## PROMPT
Write out the whole listing word for word.
########################################
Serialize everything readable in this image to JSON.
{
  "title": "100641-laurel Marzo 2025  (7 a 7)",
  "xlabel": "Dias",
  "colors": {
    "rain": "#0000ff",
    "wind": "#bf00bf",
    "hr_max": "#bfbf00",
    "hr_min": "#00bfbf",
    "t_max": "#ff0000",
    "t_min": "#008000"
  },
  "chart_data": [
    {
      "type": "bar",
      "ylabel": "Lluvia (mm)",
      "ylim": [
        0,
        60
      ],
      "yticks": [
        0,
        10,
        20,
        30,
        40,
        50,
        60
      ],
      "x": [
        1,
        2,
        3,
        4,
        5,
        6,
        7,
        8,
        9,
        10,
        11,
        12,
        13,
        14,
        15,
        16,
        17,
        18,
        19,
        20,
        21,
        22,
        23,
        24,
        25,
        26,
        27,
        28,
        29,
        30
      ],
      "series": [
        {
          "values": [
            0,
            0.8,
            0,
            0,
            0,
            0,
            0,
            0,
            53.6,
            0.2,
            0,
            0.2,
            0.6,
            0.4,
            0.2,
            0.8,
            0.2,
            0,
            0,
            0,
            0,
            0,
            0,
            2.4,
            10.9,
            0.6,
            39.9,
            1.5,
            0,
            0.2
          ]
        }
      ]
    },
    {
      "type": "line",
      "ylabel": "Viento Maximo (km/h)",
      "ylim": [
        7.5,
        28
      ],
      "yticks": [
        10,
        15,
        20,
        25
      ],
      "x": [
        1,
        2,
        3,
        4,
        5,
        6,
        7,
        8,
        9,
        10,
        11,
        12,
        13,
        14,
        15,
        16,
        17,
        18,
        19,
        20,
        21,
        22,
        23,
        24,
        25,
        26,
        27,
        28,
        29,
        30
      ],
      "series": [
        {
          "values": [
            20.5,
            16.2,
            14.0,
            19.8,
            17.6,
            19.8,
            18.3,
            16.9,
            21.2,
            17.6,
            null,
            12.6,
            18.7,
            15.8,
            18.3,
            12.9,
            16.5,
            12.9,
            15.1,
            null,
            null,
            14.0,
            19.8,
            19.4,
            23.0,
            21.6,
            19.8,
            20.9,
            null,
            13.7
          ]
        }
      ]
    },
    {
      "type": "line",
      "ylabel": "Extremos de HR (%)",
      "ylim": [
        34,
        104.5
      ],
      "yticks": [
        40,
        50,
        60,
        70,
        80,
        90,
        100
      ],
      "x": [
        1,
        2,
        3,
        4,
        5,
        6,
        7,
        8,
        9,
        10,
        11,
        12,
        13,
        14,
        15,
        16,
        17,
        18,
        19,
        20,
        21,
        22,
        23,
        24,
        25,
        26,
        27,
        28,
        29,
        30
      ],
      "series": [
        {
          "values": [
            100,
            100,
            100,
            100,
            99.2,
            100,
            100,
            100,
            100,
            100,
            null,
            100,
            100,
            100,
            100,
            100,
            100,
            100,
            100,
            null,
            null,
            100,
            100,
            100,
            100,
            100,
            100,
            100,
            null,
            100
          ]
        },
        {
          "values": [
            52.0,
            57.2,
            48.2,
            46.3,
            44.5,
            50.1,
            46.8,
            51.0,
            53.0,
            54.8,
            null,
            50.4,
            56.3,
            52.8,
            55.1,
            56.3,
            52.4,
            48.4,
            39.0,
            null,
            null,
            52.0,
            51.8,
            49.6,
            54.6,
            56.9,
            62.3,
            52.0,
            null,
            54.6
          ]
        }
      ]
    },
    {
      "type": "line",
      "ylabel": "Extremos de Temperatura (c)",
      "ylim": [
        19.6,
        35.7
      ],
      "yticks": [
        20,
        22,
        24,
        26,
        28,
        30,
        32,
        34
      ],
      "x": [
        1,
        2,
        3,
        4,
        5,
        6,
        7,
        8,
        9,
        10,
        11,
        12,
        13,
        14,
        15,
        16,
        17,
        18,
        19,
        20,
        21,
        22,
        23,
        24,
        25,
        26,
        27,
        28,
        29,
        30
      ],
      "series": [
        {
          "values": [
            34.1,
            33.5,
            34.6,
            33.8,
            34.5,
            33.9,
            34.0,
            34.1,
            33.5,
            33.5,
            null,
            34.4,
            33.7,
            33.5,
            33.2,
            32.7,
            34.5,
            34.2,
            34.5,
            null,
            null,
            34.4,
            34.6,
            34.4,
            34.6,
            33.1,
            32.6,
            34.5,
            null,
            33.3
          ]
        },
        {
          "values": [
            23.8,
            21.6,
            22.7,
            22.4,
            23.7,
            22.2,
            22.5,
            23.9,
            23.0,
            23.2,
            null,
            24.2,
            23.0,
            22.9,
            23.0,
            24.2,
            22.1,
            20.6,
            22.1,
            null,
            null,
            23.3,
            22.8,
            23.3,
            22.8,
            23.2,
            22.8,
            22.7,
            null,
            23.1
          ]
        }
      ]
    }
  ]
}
########################################
## EXERCISE ANSWER
Serialize everything readable in this image to JSON.
{
  "title": "100641-laurel Marzo 2025  (7 a 7)",
  "xlabel": "Dias",
  "colors": {
    "rain": "#0000ff",
    "wind": "#bf00bf",
    "hr_max": "#bfbf00",
    "hr_min": "#00bfbf",
    "t_max": "#ff0000",
    "t_min": "#008000"
  },
  "chart_data": [
    {
      "type": "bar",
      "ylabel": "Lluvia (mm)",
      "ylim": [
        0,
        60
      ],
      "yticks": [
        0,
        10,
        20,
        30,
        40,
        50,
        60
      ],
      "x": [
        1,
        2,
        3,
        4,
        5,
        6,
        7,
        8,
        9,
        10,
        11,
        12,
        13,
        14,
        15,
        16,
        17,
        18,
        19,
        20,
        21,
        22,
        23,
        24,
        25,
        26,
        27,
        28,
        29,
        30
      ],
      "series": [
        {
          "values": [
            0,
            0.8,
            0,
            0,
            0,
            0,
            0,
            0,
            53.6,
            0.2,
            0,
            0.2,
            0.6,
            0.4,
            0.2,
            0.8,
            0.2,
            0,
            0,
            0,
            0,
            0,
            0,
            2.4,
            10.9,
            0.6,
            39.9,
            1.5,
            0,
            0.2
          ]
        }
      ]
    },
    {
      "type": "line",
      "ylabel": "Viento Maximo (km/h)",
      "ylim": [
        7.5,
        28
      ],
      "yticks": [
        10,
        15,
        20,
        25
      ],
      "x": [
        1,
        2,
        3,
        4,
        5,
        6,
        7,
        8,
        9,
        10,
        11,
        12,
        13,
        14,
        15,
        16,
        17,
        18,
        19,
        20,
        21,
        22,
        23,
        24,
        25,
        26,
        27,
        28,
        29,
        30
      ],
      "series": [
        {
          "values": [
            20.5,
            16.2,
            14.0,
            19.8,
            17.6,
            19.8,
            18.3,
            16.9,
            21.2,
            17.6,
            null,
            12.6,
            18.7,
            15.8,
            18.3,
            12.9,
            16.5,
            12.9,
            15.1,
            null,
            null,
            14.0,
            19.8,
            19.4,
            23.0,
            21.6,
            19.8,
            20.9,
            null,
            13.7
          ]
        }
      ]
    },
    {
      "type": "line",
      "ylabel": "Extremos de HR (%)",
      "ylim": [
        34,
        104.5
      ],
      "yticks": [
        40,
        50,
        60,
        70,
        80,
        90,
        100
      ],
      "x": [
        1,
        2,
        3,
        4,
        5,
        6,
        7,
        8,
        9,
        10,
        11,
        12,
        13,
        14,
        15,
        16,
        17,
        18,
        19,
        20,
        21,
        22,
        23,
        24,
        25,
        26,
        27,
        28,
        29,
        30
      ],
      "series": [
        {
          "values": [
            100,
            100,
            100,
            100,
            99.2,
            100,
            100,
            100,
            100,
            100,
            null,
            100,
            100,
            100,
            100,
            100,
            100,
            100,
            100,
            null,
            null,
            100,
            100,
            100,
            100,
            100,
            100,
            100,
            null,
            100
          ]
        },
        {
          "values": [
            52.0,
            57.2,
            48.2,
            46.3,
            44.5,
            50.1,
            46.8,
            51.0,
            53.0,
            54.8,
            null,
            50.4,
            56.3,
            52.8,
            55.1,
            56.3,
            52.4,
            48.4,
            39.0,
            null,
            null,
            52.0,
            51.8,
            49.6,
            54.6,
            56.9,
            62.3,
            52.0,
            null,
            54.6
          ]
        }
      ]
    },
    {
      "type": "line",
      "ylabel": "Extremos de Temperatura (c)",
      "ylim": [
        19.6,
        35.7
      ],
      "yticks": [
        20,
        22,
        24,
        26,
        28,
        30,
        32,
        34
      ],
      "x": [
        1,
        2,
        3,
        4,
        5,
        6,
        7,
        8,
        9,
        10,
        11,
        12,
        13,
        14,
        15,
        16,
        17,
        18,
        19,
        20,
        21,
        22,
        23,
        24,
        25,
        26,
        27,
        28,
        29,
        30
      ],
      "series": [
        {
          "values": [
            34.1,
            33.5,
            34.6,
            33.8,
            34.5,
            33.9,
            34.0,
            34.1,
            33.5,
            33.5,
            null,
            34.4,
            33.7,
            33.5,
            33.2,
            32.7,
            34.5,
            34.2,
            34.5,
            null,
            null,
            34.4,
            34.6,
            34.4,
            34.6,
            33.1,
            32.6,
            34.5,
            null,
            33.3
          ]
        },
        {
          "values": [
            23.8,
            21.6,
            22.7,
            22.4,
            23.7,
            22.2,
            22.5,
            23.9,
            23.0,
            23.2,
            null,
            24.2,
            23.0,
            22.9,
            23.0,
            24.2,
            22.1,
            20.6,
            22.1,
            null,
            null,
            23.3,
            22.8,
            23.3,
            22.8,
            23.2,
            22.8,
            22.7,
            null,
            23.1
          ]
        }
      ]
    }
  ]
}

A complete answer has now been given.